> **PROVIDED RECORDS**
____________________

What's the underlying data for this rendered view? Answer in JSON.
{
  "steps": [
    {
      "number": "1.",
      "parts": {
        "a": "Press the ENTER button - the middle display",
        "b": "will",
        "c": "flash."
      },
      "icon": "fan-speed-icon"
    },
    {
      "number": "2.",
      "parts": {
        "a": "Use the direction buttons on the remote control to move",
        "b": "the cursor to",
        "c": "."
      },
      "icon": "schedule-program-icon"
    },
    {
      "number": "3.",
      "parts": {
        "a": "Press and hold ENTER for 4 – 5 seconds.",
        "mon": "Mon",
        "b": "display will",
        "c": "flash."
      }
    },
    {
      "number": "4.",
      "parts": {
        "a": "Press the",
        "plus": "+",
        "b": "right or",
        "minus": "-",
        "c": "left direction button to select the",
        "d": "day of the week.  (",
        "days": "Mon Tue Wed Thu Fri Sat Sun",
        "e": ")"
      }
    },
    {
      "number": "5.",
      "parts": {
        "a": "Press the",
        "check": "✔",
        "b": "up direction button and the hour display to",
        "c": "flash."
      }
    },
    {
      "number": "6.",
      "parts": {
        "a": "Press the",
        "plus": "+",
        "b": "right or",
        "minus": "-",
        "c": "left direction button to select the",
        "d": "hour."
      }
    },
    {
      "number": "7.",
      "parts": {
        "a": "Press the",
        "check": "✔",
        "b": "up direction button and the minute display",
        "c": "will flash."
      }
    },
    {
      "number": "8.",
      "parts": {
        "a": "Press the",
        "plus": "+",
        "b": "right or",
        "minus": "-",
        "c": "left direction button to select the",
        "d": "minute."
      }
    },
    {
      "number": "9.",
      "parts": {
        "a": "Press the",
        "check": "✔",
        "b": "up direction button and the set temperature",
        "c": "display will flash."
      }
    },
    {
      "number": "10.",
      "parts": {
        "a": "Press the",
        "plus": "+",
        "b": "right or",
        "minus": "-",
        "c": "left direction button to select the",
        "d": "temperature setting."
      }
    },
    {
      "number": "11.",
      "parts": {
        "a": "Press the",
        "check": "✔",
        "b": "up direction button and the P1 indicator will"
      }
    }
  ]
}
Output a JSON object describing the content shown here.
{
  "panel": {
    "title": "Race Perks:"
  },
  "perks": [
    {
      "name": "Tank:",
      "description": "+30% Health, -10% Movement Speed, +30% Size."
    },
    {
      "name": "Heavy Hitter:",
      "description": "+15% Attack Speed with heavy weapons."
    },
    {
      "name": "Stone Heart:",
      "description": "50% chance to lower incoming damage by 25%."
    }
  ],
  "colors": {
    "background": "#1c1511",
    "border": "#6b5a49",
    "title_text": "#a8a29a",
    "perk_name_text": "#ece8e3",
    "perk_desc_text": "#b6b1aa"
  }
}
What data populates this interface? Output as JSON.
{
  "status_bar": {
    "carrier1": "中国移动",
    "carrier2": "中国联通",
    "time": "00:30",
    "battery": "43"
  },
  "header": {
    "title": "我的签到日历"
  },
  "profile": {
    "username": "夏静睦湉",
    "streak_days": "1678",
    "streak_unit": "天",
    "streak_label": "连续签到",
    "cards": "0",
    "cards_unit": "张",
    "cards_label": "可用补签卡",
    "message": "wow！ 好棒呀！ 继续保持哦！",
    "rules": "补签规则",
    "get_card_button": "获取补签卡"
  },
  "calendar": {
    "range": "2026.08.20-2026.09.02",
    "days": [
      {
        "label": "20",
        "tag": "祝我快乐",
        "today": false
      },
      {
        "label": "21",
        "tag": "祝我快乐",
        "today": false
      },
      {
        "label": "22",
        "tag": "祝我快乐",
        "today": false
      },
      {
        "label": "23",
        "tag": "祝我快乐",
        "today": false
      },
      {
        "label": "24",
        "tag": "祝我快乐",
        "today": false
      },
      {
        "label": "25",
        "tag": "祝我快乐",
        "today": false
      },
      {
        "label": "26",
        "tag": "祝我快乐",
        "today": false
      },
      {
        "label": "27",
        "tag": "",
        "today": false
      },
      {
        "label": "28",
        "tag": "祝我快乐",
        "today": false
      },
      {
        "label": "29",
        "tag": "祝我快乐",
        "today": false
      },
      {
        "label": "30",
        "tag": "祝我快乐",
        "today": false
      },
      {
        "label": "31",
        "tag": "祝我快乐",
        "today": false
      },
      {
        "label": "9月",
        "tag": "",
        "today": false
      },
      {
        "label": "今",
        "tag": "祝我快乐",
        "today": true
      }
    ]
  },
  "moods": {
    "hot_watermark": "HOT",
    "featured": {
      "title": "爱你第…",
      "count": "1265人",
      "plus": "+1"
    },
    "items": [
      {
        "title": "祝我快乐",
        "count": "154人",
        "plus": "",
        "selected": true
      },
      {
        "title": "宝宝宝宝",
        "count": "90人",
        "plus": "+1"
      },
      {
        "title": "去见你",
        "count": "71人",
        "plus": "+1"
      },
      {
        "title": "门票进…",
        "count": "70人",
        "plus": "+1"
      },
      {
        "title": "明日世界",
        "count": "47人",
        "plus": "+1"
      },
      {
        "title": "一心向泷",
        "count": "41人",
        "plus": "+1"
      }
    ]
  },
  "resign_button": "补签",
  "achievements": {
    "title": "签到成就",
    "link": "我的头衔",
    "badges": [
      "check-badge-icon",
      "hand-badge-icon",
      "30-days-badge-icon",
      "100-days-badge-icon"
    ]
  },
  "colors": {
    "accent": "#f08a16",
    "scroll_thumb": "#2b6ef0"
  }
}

____________________

> **AIM OF THE EXERCISE**
Reproduce all the records precisely.

> **OUTPUT FOR THIS EXERCISE**
What's the underlying data for this rendered view? Answer in JSON.
{
  "steps": [
    {
      "number": "1.",
      "parts": {
        "a": "Press the ENTER button - the middle display",
        "b": "will",
        "c": "flash."
      },
      "icon": "fan-speed-icon"
    },
    {
      "number": "2.",
      "parts": {
        "a": "Use the direction buttons on the remote control to move",
        "b": "the cursor to",
        "c": "."
      },
      "icon": "schedule-program-icon"
    },
    {
      "number": "3.",
      "parts": {
        "a": "Press and hold ENTER for 4 – 5 seconds.",
        "mon": "Mon",
        "b": "display will",
        "c": "flash."
      }
    },
    {
      "number": "4.",
      "parts": {
        "a": "Press the",
        "plus": "+",
        "b": "right or",
        "minus": "-",
        "c": "left direction button to select the",
        "d": "day of the week.  (",
        "days": "Mon Tue Wed Thu Fri Sat Sun",
        "e": ")"
      }
    },
    {
      "number": "5.",
      "parts": {
        "a": "Press the",
        "check": "✔",
        "b": "up direction button and the hour display to",
        "c": "flash."
      }
    },
    {
      "number": "6.",
      "parts": {
        "a": "Press the",
        "plus": "+",
        "b": "right or",
        "minus": "-",
        "c": "left direction button to select the",
        "d": "hour."
      }
    },
    {
      "number": "7.",
      "parts": {
        "a": "Press the",
        "check": "✔",
        "b": "up direction button and the minute display",
        "c": "will flash."
      }
    },
    {
      "number": "8.",
      "parts": {
        "a": "Press the",
        "plus": "+",
        "b": "right or",
        "minus": "-",
        "c": "left direction button to select the",
        "d": "minute."
      }
    },
    {
      "number": "9.",
      "parts": {
        "a": "Press the",
        "check": "✔",
        "b": "up direction button and the set temperature",
        "c": "display will flash."
      }
    },
    {
      "number": "10.",
      "parts": {
        "a": "Press the",
        "plus": "+",
        "b": "right or",
        "minus": "-",
        "c": "left direction button to select the",
        "d": "temperature setting."
      }
    },
    {
      "number": "11.",
      "parts": {
        "a": "Press the",
        "check": "✔",
        "b": "up direction button and the P1 indicator will"
      }
    }
  ]
}
Output a JSON object describing the content shown here.
{
  "panel": {
    "title": "Race Perks:"
  },
  "perks": [
    {
      "name": "Tank:",
      "description": "+30% Health, -10% Movement Speed, +30% Size."
    },
    {
      "name": "Heavy Hitter:",
      "description": "+15% Attack Speed with heavy weapons."
    },
    {
      "name": "Stone Heart:",
      "description": "50% chance to lower incoming damage by 25%."
    }
  ],
  "colors": {
    "background": "#1c1511",
    "border": "#6b5a49",
    "title_text": "#a8a29a",
    "perk_name_text": "#ece8e3",
    "perk_desc_text": "#b6b1aa"
  }
}
What data populates this interface? Output as JSON.
{
  "status_bar": {
    "carrier1": "中国移动",
    "carrier2": "中国联通",
    "time": "00:30",
    "battery": "43"
  },
  "header": {
    "title": "我的签到日历"
  },
  "profile": {
    "username": "夏静睦湉",
    "streak_days": "1678",
    "streak_unit": "天",
    "streak_label": "连续签到",
    "cards": "0",
    "cards_unit": "张",
    "cards_label": "可用补签卡",
    "message": "wow！ 好棒呀！ 继续保持哦！",
    "rules": "补签规则",
    "get_card_button": "获取补签卡"
  },
  "calendar": {
    "range": "2026.08.20-2026.09.02",
    "days": [
      {
        "label": "20",
        "tag": "祝我快乐",
        "today": false
      },
      {
        "label": "21",
        "tag": "祝我快乐",
        "today": false
      },
      {
        "label": "22",
        "tag": "祝我快乐",
        "today": false
      },
      {
        "label": "23",
        "tag": "祝我快乐",
        "today": false
      },
      {
        "label": "24",
        "tag": "祝我快乐",
        "today": false
      },
      {
        "label": "25",
        "tag": "祝我快乐",
        "today": false
      },
      {
        "label": "26",
        "tag": "祝我快乐",
        "today": false
      },
      {
        "label": "27",
        "tag": "",
        "today": false
      },
      {
        "label": "28",
        "tag": "祝我快乐",
        "today": false
      },
      {
        "label": "29",
        "tag": "祝我快乐",
        "today": false
      },
      {
        "label": "30",
        "tag": "祝我快乐",
        "today": false
      },
      {
        "label": "31",
        "tag": "祝我快乐",
        "today": false
      },
      {
        "label": "9月",
        "tag": "",
        "today": false
      },
      {
        "label": "今",
        "tag": "祝我快乐",
        "today": true
      }
    ]
  },
  "moods": {
    "hot_watermark": "HOT",
    "featured": {
      "title": "爱你第…",
      "count": "1265人",
      "plus": "+1"
    },
    "items": [
      {
        "title": "祝我快乐",
        "count": "154人",
        "plus": "",
        "selected": true
      },
      {
        "title": "宝宝宝宝",
        "count": "90人",
        "plus": "+1"
      },
      {
        "title": "去见你",
        "count": "71人",
        "plus": "+1"
      },
      {
        "title": "门票进…",
        "count": "70人",
        "plus": "+1"
      },
      {
        "title": "明日世界",
        "count": "47人",
        "plus": "+1"
      },
      {
        "title": "一心向泷",
        "count": "41人",
        "plus": "+1"
      }
    ]
  },
  "resign_button": "补签",
  "achievements": {
    "title": "签到成就",
    "link": "我的头衔",
    "badges": [
      "check-badge-icon",
      "hand-badge-icon",
      "30-days-badge-icon",
      "100-days-badge-icon"
    ]
  },
  "colors": {
    "accent": "#f08a16",
    "scroll_thumb": "#2b6ef0"
  }
}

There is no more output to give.